### MATERIALS PROVIDED ###

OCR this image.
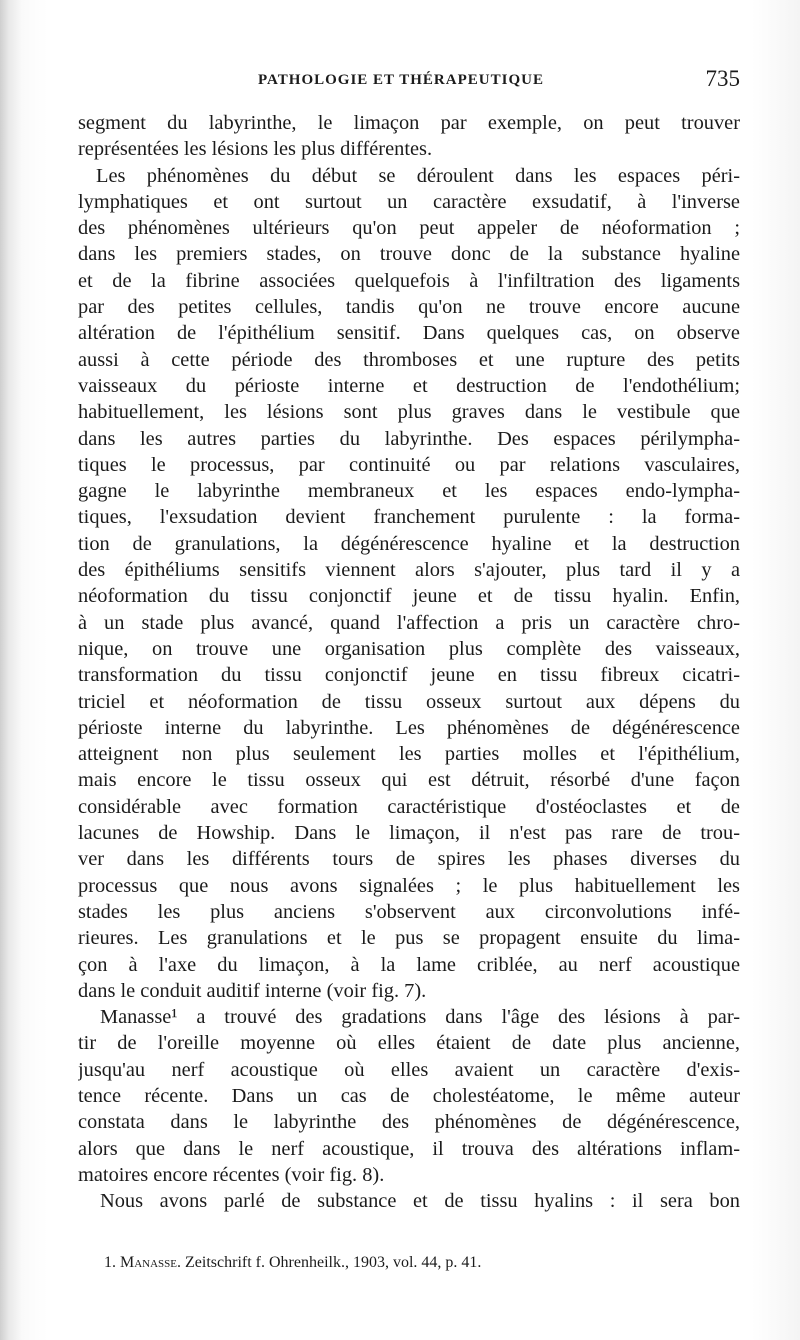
PATHOLOGIE ET THÉRAPEUTIQUE	735
segment du labyrinthe, le limaçon par exemple, on peut trouver
représentées les lésions les plus différentes.
Les phénomènes du début se déroulent dans les espaces péri-
lymphatiques et ont surtout un caractère exsudatif, à l'inverse
des phénomènes ultérieurs qu'on peut appeler de néoformation ;
dans les premiers stades, on trouve donc de la substance hyaline
et de la fibrine associées quelquefois à l'infiltration des ligaments
par des petites cellules, tandis qu'on ne trouve encore aucune
altération de l'épithélium sensitif. Dans quelques cas, on observe
aussi à cette période des thromboses et une rupture des petits
vaisseaux du périoste interne et destruction de l'endothélium;
habituellement, les lésions sont plus graves dans le vestibule que
dans les autres parties du labyrinthe. Des espaces périlympha-
tiques le processus, par continuité ou par relations vasculaires,
gagne le labyrinthe membraneux et les espaces endo-lympha-
tiques, l'exsudation devient franchement purulente : la forma-
tion de granulations, la dégénérescence hyaline et la destruction
des épithéliums sensitifs viennent alors s'ajouter, plus tard il y a
néoformation du tissu conjonctif jeune et de tissu hyalin. Enfin,
à un stade plus avancé, quand l'affection a pris un caractère chro-
nique, on trouve une organisation plus complète des vaisseaux,
transformation du tissu conjonctif jeune en tissu fibreux cicatri-
triciel et néoformation de tissu osseux surtout aux dépens du
périoste interne du labyrinthe. Les phénomènes de dégénérescence
atteignent non plus seulement les parties molles et l'épithélium,
mais encore le tissu osseux qui est détruit, résorbé d'une façon
considérable avec formation caractéristique d'ostéoclastes et de
lacunes de Howship. Dans le limaçon, il n'est pas rare de trou-
ver dans les différents tours de spires les phases diverses du
processus que nous avons signalées ; le plus habituellement les
stades les plus anciens s'observent aux circonvolutions infé-
rieures. Les granulations et le pus se propagent ensuite du lima-
çon à l'axe du limaçon, à la lame criblée, au nerf acoustique
dans le conduit auditif interne (voir fig. 7).
Manasse¹ a trouvé des gradations dans l'âge des lésions à par-
tir de l'oreille moyenne où elles étaient de date plus ancienne,
jusqu'au nerf acoustique où elles avaient un caractère d'exis-
tence récente. Dans un cas de cholestéatome, le même auteur
constata dans le labyrinthe des phénomènes de dégénérescence,
alors que dans le nerf acoustique, il trouva des altérations inflam-
matoires encore récentes (voir fig. 8).
Nous avons parlé de substance et de tissu hyalins : il sera bon
1. Manasse. Zeitschrift f. Ohrenheilk., 1903, vol. 44, p. 41.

###

**PROBLEM DETAILS:** Copy the records above exactly. The pictures are not part of the copy.

**SOLUTION:**
OCR this image.
PATHOLOGIE ET THÉRAPEUTIQUE	735
segment du labyrinthe, le limaçon par exemple, on peut trouver
représentées les lésions les plus différentes.
Les phénomènes du début se déroulent dans les espaces péri-
lymphatiques et ont surtout un caractère exsudatif, à l'inverse
des phénomènes ultérieurs qu'on peut appeler de néoformation ;
dans les premiers stades, on trouve donc de la substance hyaline
et de la fibrine associées quelquefois à l'infiltration des ligaments
par des petites cellules, tandis qu'on ne trouve encore aucune
altération de l'épithélium sensitif. Dans quelques cas, on observe
aussi à cette période des thromboses et une rupture des petits
vaisseaux du périoste interne et destruction de l'endothélium;
habituellement, les lésions sont plus graves dans le vestibule que
dans les autres parties du labyrinthe. Des espaces périlympha-
tiques le processus, par continuité ou par relations vasculaires,
gagne le labyrinthe membraneux et les espaces endo-lympha-
tiques, l'exsudation devient franchement purulente : la forma-
tion de granulations, la dégénérescence hyaline et la destruction
des épithéliums sensitifs viennent alors s'ajouter, plus tard il y a
néoformation du tissu conjonctif jeune et de tissu hyalin. Enfin,
à un stade plus avancé, quand l'affection a pris un caractère chro-
nique, on trouve une organisation plus complète des vaisseaux,
transformation du tissu conjonctif jeune en tissu fibreux cicatri-
triciel et néoformation de tissu osseux surtout aux dépens du
périoste interne du labyrinthe. Les phénomènes de dégénérescence
atteignent non plus seulement les parties molles et l'épithélium,
mais encore le tissu osseux qui est détruit, résorbé d'une façon
considérable avec formation caractéristique d'ostéoclastes et de
lacunes de Howship. Dans le limaçon, il n'est pas rare de trou-
ver dans les différents tours de spires les phases diverses du
processus que nous avons signalées ; le plus habituellement les
stades les plus anciens s'observent aux circonvolutions infé-
rieures. Les granulations et le pus se propagent ensuite du lima-
çon à l'axe du limaçon, à la lame criblée, au nerf acoustique
dans le conduit auditif interne (voir fig. 7).
Manasse¹ a trouvé des gradations dans l'âge des lésions à par-
tir de l'oreille moyenne où elles étaient de date plus ancienne,
jusqu'au nerf acoustique où elles avaient un caractère d'exis-
tence récente. Dans un cas de cholestéatome, le même auteur
constata dans le labyrinthe des phénomènes de dégénérescence,
alors que dans le nerf acoustique, il trouva des altérations inflam-
matoires encore récentes (voir fig. 8).
Nous avons parlé de substance et de tissu hyalins : il sera bon
1. Manasse. Zeitschrift f. Ohrenheilk., 1903, vol. 44, p. 41.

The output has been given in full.